### Set exercise
Read the entries below and pull out each line with the string "volume".

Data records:

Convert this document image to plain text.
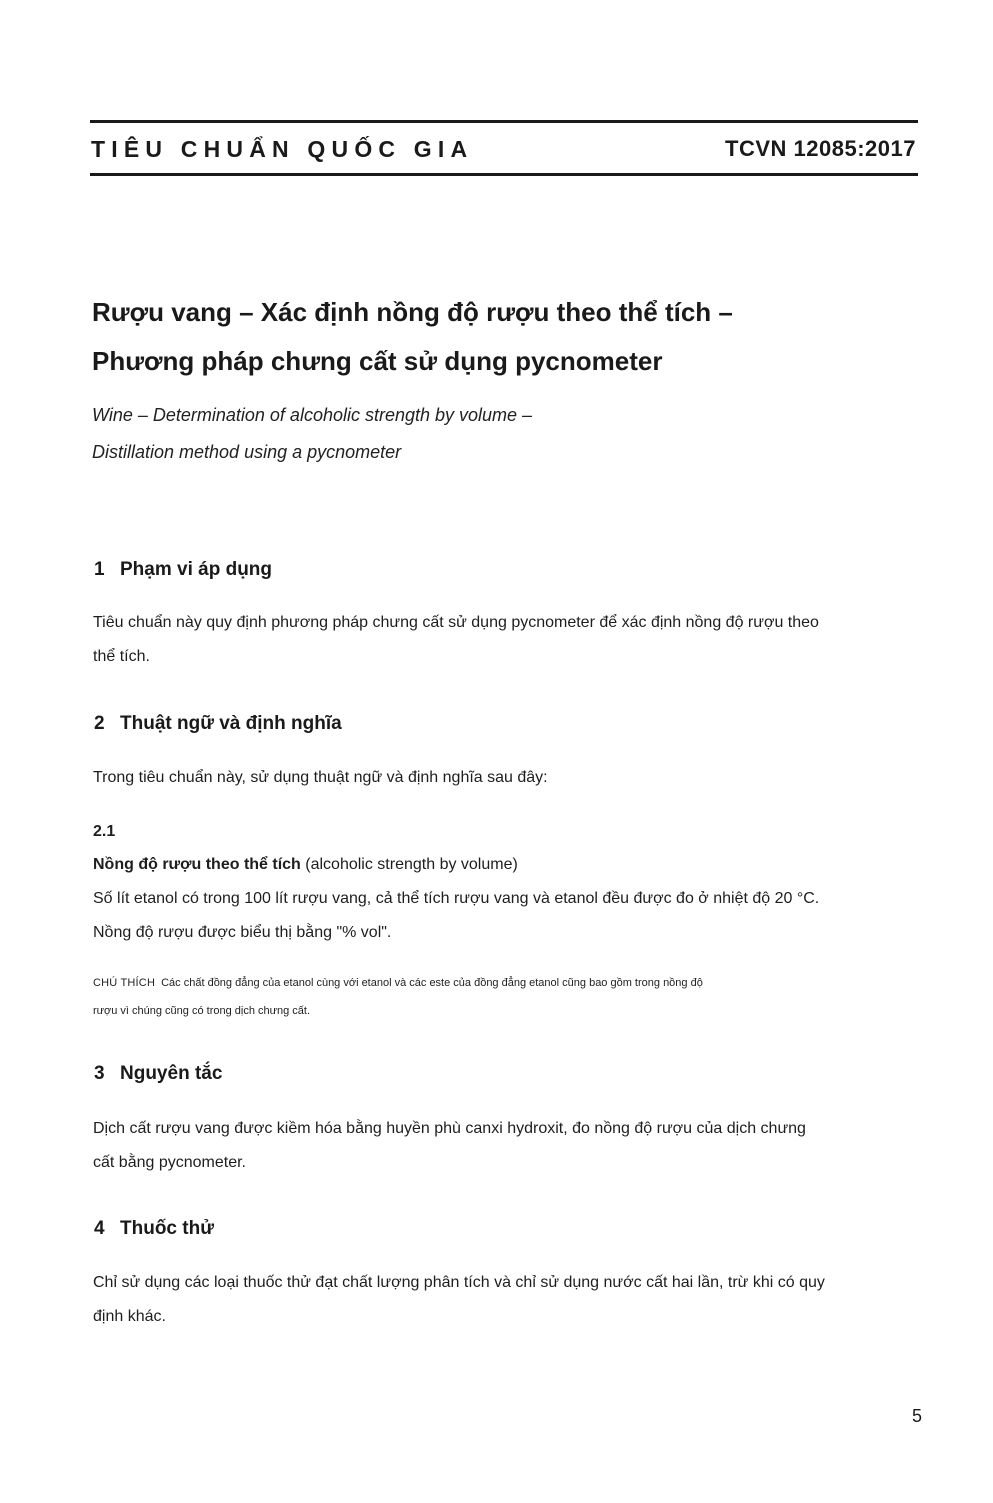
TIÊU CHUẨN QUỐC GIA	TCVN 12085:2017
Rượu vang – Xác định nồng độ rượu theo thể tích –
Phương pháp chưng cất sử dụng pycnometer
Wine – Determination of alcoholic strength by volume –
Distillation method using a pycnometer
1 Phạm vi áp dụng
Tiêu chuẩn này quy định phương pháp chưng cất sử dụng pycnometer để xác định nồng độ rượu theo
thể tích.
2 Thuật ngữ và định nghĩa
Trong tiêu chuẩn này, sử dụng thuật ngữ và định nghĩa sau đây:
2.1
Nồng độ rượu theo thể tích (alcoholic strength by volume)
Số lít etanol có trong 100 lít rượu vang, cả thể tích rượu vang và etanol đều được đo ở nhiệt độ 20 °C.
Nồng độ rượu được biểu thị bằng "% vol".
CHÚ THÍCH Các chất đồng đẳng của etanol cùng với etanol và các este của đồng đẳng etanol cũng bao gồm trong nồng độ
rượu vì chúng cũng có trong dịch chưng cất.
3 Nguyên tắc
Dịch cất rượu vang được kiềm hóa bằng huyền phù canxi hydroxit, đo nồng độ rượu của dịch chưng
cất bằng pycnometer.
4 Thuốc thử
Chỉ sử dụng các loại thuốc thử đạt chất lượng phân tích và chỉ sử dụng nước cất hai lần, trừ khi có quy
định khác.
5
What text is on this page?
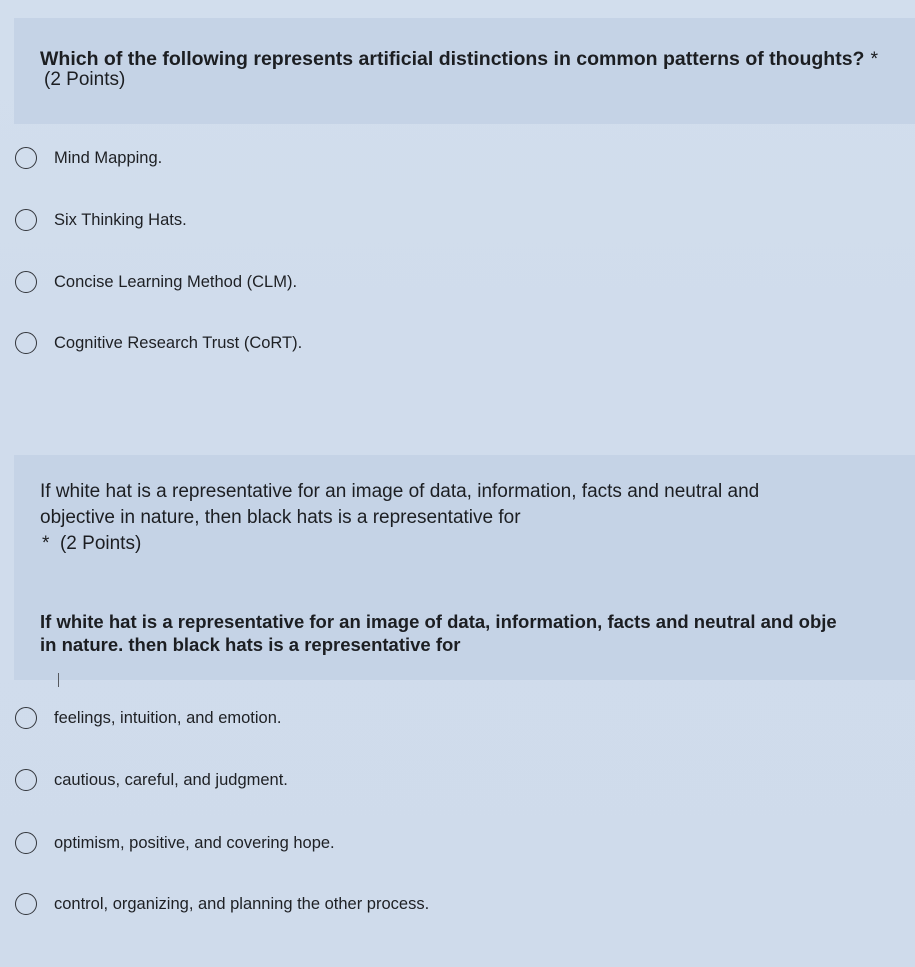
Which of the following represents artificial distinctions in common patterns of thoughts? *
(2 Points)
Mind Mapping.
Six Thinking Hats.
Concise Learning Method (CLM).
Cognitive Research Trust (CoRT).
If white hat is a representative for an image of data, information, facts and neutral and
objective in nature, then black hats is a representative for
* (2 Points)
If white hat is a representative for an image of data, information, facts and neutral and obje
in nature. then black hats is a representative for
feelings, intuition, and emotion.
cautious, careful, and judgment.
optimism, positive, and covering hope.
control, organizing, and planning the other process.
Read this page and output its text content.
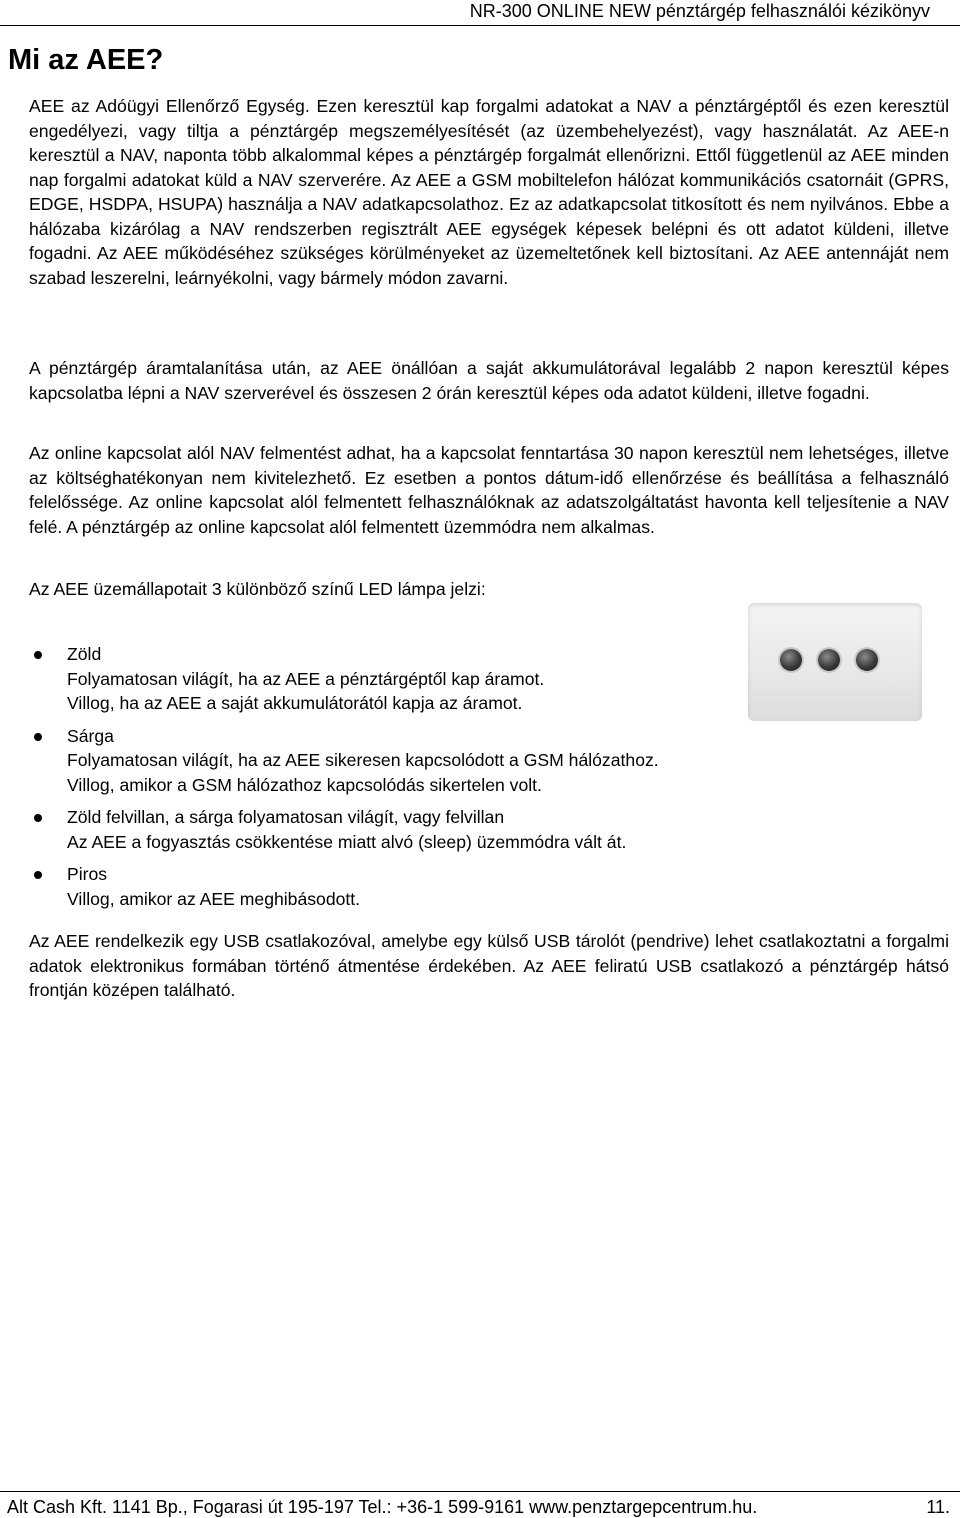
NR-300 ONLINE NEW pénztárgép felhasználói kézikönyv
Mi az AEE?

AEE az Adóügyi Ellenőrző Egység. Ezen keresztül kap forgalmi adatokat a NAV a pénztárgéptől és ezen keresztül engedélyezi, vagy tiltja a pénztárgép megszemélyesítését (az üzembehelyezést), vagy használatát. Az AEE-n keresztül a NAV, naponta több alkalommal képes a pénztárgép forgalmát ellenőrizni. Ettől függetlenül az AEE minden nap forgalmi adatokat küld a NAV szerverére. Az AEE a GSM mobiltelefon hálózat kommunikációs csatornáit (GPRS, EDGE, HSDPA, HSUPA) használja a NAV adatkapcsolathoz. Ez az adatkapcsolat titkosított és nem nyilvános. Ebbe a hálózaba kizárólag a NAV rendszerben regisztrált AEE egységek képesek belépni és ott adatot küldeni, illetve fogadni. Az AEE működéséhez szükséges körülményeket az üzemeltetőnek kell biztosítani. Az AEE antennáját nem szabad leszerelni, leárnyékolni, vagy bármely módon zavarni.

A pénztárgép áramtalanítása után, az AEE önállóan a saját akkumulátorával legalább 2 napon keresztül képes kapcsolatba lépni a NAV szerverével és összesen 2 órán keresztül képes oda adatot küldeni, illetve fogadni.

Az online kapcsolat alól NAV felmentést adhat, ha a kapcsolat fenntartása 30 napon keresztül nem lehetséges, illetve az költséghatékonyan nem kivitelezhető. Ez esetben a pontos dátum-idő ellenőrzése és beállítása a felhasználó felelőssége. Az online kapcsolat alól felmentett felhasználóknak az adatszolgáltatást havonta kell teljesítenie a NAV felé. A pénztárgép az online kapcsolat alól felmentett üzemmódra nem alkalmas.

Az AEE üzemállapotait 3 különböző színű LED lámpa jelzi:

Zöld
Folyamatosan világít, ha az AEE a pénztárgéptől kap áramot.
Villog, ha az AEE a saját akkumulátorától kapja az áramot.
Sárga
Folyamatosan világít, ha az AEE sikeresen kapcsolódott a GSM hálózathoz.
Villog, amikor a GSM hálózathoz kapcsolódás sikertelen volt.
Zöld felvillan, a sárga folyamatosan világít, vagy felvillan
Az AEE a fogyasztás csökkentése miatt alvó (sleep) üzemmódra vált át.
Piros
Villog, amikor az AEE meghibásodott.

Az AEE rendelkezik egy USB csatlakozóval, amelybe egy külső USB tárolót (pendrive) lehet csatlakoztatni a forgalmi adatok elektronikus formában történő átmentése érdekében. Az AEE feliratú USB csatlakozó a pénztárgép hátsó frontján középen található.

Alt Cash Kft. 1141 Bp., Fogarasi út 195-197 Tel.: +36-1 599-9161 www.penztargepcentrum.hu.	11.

### Written answer
Wine – Determination of alcoholic strength by volume –
Nồng độ rượu theo thể tích (alcoholic strength by volume)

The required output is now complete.